Source data:
++++++++++++++++++++

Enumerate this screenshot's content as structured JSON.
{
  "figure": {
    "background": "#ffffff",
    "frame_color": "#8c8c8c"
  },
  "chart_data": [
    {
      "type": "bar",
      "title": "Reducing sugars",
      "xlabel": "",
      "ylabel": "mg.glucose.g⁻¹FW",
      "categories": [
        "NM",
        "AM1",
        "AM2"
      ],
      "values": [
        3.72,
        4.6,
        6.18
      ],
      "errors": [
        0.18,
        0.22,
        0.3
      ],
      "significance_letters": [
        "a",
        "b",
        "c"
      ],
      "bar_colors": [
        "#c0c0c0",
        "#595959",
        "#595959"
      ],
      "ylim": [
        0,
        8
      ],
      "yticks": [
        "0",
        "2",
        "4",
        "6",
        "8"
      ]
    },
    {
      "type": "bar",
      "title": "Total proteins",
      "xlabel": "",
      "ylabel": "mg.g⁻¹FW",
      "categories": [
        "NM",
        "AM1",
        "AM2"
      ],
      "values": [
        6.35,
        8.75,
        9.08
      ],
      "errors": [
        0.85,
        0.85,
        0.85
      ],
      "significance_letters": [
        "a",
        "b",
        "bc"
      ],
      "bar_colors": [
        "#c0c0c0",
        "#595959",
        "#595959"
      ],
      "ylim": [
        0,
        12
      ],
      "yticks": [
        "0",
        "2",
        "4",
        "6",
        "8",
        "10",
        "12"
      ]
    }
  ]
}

++++++++++++++++++++

[DIRECTIONS] Once more, write out the records exactly as they are.

[RESPONSE TO THIS EXERCISE]
Enumerate this screenshot's content as structured JSON.
{
  "figure": {
    "background": "#ffffff",
    "frame_color": "#8c8c8c"
  },
  "chart_data": [
    {
      "type": "bar",
      "title": "Reducing sugars",
      "xlabel": "",
      "ylabel": "mg.glucose.g⁻¹FW",
      "categories": [
        "NM",
        "AM1",
        "AM2"
      ],
      "values": [
        3.72,
        4.6,
        6.18
      ],
      "errors": [
        0.18,
        0.22,
        0.3
      ],
      "significance_letters": [
        "a",
        "b",
        "c"
      ],
      "bar_colors": [
        "#c0c0c0",
        "#595959",
        "#595959"
      ],
      "ylim": [
        0,
        8
      ],
      "yticks": [
        "0",
        "2",
        "4",
        "6",
        "8"
      ]
    },
    {
      "type": "bar",
      "title": "Total proteins",
      "xlabel": "",
      "ylabel": "mg.g⁻¹FW",
      "categories": [
        "NM",
        "AM1",
        "AM2"
      ],
      "values": [
        6.35,
        8.75,
        9.08
      ],
      "errors": [
        0.85,
        0.85,
        0.85
      ],
      "significance_letters": [
        "a",
        "b",
        "bc"
      ],
      "bar_colors": [
        "#c0c0c0",
        "#595959",
        "#595959"
      ],
      "ylim": [
        0,
        12
      ],
      "yticks": [
        "0",
        "2",
        "4",
        "6",
        "8",
        "10",
        "12"
      ]
    }
  ]
}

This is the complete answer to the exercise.